**Given task**
Return every record exactly as written.

**Data section**

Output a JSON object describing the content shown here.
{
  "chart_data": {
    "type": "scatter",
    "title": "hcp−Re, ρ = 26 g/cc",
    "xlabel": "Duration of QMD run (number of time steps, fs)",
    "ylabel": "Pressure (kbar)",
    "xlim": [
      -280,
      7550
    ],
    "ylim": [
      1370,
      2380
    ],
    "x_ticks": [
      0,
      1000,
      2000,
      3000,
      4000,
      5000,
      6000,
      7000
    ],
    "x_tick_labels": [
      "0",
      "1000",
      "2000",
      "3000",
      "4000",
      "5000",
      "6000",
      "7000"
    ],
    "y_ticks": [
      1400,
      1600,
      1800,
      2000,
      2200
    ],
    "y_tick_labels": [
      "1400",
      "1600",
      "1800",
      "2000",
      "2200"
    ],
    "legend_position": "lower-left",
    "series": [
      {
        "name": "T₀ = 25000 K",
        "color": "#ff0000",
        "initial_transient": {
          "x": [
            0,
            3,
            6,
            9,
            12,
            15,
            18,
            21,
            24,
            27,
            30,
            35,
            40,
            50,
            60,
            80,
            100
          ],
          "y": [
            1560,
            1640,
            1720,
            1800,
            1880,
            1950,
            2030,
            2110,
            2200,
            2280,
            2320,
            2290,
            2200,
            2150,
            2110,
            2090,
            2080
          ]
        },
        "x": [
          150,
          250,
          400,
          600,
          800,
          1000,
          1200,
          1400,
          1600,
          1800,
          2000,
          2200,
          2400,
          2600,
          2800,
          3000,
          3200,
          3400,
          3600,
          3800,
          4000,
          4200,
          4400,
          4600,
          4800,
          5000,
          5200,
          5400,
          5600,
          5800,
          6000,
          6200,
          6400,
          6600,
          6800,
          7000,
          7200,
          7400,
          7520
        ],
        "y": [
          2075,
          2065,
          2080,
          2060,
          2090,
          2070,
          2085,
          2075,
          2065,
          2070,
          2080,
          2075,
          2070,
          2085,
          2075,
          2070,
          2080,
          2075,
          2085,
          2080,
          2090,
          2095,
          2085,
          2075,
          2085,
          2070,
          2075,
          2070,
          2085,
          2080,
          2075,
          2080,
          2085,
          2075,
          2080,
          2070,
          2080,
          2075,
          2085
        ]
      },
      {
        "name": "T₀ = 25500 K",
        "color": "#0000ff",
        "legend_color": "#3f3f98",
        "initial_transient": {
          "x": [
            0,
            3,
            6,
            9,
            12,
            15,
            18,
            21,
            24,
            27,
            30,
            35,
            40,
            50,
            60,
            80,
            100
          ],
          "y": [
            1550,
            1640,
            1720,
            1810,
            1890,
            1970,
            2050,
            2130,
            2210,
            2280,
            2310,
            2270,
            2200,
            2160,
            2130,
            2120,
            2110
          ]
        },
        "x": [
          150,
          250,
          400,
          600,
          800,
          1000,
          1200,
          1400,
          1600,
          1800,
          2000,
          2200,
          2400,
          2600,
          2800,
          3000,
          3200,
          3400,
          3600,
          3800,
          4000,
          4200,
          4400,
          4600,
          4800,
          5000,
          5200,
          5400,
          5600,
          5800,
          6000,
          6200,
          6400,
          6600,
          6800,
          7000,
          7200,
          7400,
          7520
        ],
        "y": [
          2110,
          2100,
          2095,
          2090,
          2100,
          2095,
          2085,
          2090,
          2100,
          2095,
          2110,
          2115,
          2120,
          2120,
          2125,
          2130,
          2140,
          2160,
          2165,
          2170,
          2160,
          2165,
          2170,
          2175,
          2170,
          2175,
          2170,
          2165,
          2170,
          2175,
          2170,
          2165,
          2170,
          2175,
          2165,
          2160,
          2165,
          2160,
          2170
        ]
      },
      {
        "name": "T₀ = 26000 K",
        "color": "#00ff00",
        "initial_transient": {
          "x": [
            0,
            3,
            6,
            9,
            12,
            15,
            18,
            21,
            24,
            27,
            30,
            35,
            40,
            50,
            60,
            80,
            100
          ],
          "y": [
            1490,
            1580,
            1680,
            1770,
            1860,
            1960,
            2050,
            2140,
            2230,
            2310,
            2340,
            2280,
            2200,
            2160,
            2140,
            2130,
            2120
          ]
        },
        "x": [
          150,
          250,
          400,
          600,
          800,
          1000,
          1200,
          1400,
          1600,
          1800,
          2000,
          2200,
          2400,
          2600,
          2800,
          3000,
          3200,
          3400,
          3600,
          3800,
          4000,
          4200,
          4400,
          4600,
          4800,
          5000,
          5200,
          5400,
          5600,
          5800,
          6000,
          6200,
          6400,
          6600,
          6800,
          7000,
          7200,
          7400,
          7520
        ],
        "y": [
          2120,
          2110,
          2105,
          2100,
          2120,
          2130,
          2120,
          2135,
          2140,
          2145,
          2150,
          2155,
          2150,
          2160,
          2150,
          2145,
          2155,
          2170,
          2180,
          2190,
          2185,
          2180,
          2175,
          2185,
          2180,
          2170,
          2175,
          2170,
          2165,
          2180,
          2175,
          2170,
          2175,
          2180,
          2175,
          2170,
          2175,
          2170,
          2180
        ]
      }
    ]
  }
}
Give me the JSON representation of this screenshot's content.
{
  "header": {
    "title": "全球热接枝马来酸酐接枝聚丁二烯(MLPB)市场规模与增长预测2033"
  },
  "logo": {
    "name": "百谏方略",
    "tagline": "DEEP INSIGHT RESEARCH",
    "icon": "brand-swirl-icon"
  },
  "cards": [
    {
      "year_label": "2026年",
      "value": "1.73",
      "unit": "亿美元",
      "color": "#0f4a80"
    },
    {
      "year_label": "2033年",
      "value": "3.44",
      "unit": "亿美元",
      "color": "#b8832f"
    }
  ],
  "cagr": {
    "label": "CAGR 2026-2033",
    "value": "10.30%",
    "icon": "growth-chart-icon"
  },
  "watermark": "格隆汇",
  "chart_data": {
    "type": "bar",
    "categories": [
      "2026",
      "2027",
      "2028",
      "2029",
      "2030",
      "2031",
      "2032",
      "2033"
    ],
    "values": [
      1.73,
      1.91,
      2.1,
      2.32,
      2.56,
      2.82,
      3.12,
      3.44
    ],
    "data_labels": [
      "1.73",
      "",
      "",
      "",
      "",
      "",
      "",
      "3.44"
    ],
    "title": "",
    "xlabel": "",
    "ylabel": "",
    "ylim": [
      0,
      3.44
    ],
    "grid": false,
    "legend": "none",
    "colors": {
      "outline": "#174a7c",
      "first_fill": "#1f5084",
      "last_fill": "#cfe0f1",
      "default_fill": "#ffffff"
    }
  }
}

**Exercise response**
Output a JSON object describing the content shown here.
{
  "chart_data": {
    "type": "scatter",
    "title": "hcp−Re, ρ = 26 g/cc",
    "xlabel": "Duration of QMD run (number of time steps, fs)",
    "ylabel": "Pressure (kbar)",
    "xlim": [
      -280,
      7550
    ],
    "ylim": [
      1370,
      2380
    ],
    "x_ticks": [
      0,
      1000,
      2000,
      3000,
      4000,
      5000,
      6000,
      7000
    ],
    "x_tick_labels": [
      "0",
      "1000",
      "2000",
      "3000",
      "4000",
      "5000",
      "6000",
      "7000"
    ],
    "y_ticks": [
      1400,
      1600,
      1800,
      2000,
      2200
    ],
    "y_tick_labels": [
      "1400",
      "1600",
      "1800",
      "2000",
      "2200"
    ],
    "legend_position": "lower-left",
    "series": [
      {
        "name": "T₀ = 25000 K",
        "color": "#ff0000",
        "initial_transient": {
          "x": [
            0,
            3,
            6,
            9,
            12,
            15,
            18,
            21,
            24,
            27,
            30,
            35,
            40,
            50,
            60,
            80,
            100
          ],
          "y": [
            1560,
            1640,
            1720,
            1800,
            1880,
            1950,
            2030,
            2110,
            2200,
            2280,
            2320,
            2290,
            2200,
            2150,
            2110,
            2090,
            2080
          ]
        },
        "x": [
          150,
          250,
          400,
          600,
          800,
          1000,
          1200,
          1400,
          1600,
          1800,
          2000,
          2200,
          2400,
          2600,
          2800,
          3000,
          3200,
          3400,
          3600,
          3800,
          4000,
          4200,
          4400,
          4600,
          4800,
          5000,
          5200,
          5400,
          5600,
          5800,
          6000,
          6200,
          6400,
          6600,
          6800,
          7000,
          7200,
          7400,
          7520
        ],
        "y": [
          2075,
          2065,
          2080,
          2060,
          2090,
          2070,
          2085,
          2075,
          2065,
          2070,
          2080,
          2075,
          2070,
          2085,
          2075,
          2070,
          2080,
          2075,
          2085,
          2080,
          2090,
          2095,
          2085,
          2075,
          2085,
          2070,
          2075,
          2070,
          2085,
          2080,
          2075,
          2080,
          2085,
          2075,
          2080,
          2070,
          2080,
          2075,
          2085
        ]
      },
      {
        "name": "T₀ = 25500 K",
        "color": "#0000ff",
        "legend_color": "#3f3f98",
        "initial_transient": {
          "x": [
            0,
            3,
            6,
            9,
            12,
            15,
            18,
            21,
            24,
            27,
            30,
            35,
            40,
            50,
            60,
            80,
            100
          ],
          "y": [
            1550,
            1640,
            1720,
            1810,
            1890,
            1970,
            2050,
            2130,
            2210,
            2280,
            2310,
            2270,
            2200,
            2160,
            2130,
            2120,
            2110
          ]
        },
        "x": [
          150,
          250,
          400,
          600,
          800,
          1000,
          1200,
          1400,
          1600,
          1800,
          2000,
          2200,
          2400,
          2600,
          2800,
          3000,
          3200,
          3400,
          3600,
          3800,
          4000,
          4200,
          4400,
          4600,
          4800,
          5000,
          5200,
          5400,
          5600,
          5800,
          6000,
          6200,
          6400,
          6600,
          6800,
          7000,
          7200,
          7400,
          7520
        ],
        "y": [
          2110,
          2100,
          2095,
          2090,
          2100,
          2095,
          2085,
          2090,
          2100,
          2095,
          2110,
          2115,
          2120,
          2120,
          2125,
          2130,
          2140,
          2160,
          2165,
          2170,
          2160,
          2165,
          2170,
          2175,
          2170,
          2175,
          2170,
          2165,
          2170,
          2175,
          2170,
          2165,
          2170,
          2175,
          2165,
          2160,
          2165,
          2160,
          2170
        ]
      },
      {
        "name": "T₀ = 26000 K",
        "color": "#00ff00",
        "initial_transient": {
          "x": [
            0,
            3,
            6,
            9,
            12,
            15,
            18,
            21,
            24,
            27,
            30,
            35,
            40,
            50,
            60,
            80,
            100
          ],
          "y": [
            1490,
            1580,
            1680,
            1770,
            1860,
            1960,
            2050,
            2140,
            2230,
            2310,
            2340,
            2280,
            2200,
            2160,
            2140,
            2130,
            2120
          ]
        },
        "x": [
          150,
          250,
          400,
          600,
          800,
          1000,
          1200,
          1400,
          1600,
          1800,
          2000,
          2200,
          2400,
          2600,
          2800,
          3000,
          3200,
          3400,
          3600,
          3800,
          4000,
          4200,
          4400,
          4600,
          4800,
          5000,
          5200,
          5400,
          5600,
          5800,
          6000,
          6200,
          6400,
          6600,
          6800,
          7000,
          7200,
          7400,
          7520
        ],
        "y": [
          2120,
          2110,
          2105,
          2100,
          2120,
          2130,
          2120,
          2135,
          2140,
          2145,
          2150,
          2155,
          2150,
          2160,
          2150,
          2145,
          2155,
          2170,
          2180,
          2190,
          2185,
          2180,
          2175,
          2185,
          2180,
          2170,
          2175,
          2170,
          2165,
          2180,
          2175,
          2170,
          2175,
          2180,
          2175,
          2170,
          2175,
          2170,
          2180
        ]
      }
    ]
  }
}
Give me the JSON representation of this screenshot's content.
{
  "header": {
    "title": "全球热接枝马来酸酐接枝聚丁二烯(MLPB)市场规模与增长预测2033"
  },
  "logo": {
    "name": "百谏方略",
    "tagline": "DEEP INSIGHT RESEARCH",
    "icon": "brand-swirl-icon"
  },
  "cards": [
    {
      "year_label": "2026年",
      "value": "1.73",
      "unit": "亿美元",
      "color": "#0f4a80"
    },
    {
      "year_label": "2033年",
      "value": "3.44",
      "unit": "亿美元",
      "color": "#b8832f"
    }
  ],
  "cagr": {
    "label": "CAGR 2026-2033",
    "value": "10.30%",
    "icon": "growth-chart-icon"
  },
  "watermark": "格隆汇",
  "chart_data": {
    "type": "bar",
    "categories": [
      "2026",
      "2027",
      "2028",
      "2029",
      "2030",
      "2031",
      "2032",
      "2033"
    ],
    "values": [
      1.73,
      1.91,
      2.1,
      2.32,
      2.56,
      2.82,
      3.12,
      3.44
    ],
    "data_labels": [
      "1.73",
      "",
      "",
      "",
      "",
      "",
      "",
      "3.44"
    ],
    "title": "",
    "xlabel": "",
    "ylabel": "",
    "ylim": [
      0,
      3.44
    ],
    "grid": false,
    "legend": "none",
    "colors": {
      "outline": "#174a7c",
      "first_fill": "#1f5084",
      "last_fill": "#cfe0f1",
      "default_fill": "#ffffff"
    }
  }
}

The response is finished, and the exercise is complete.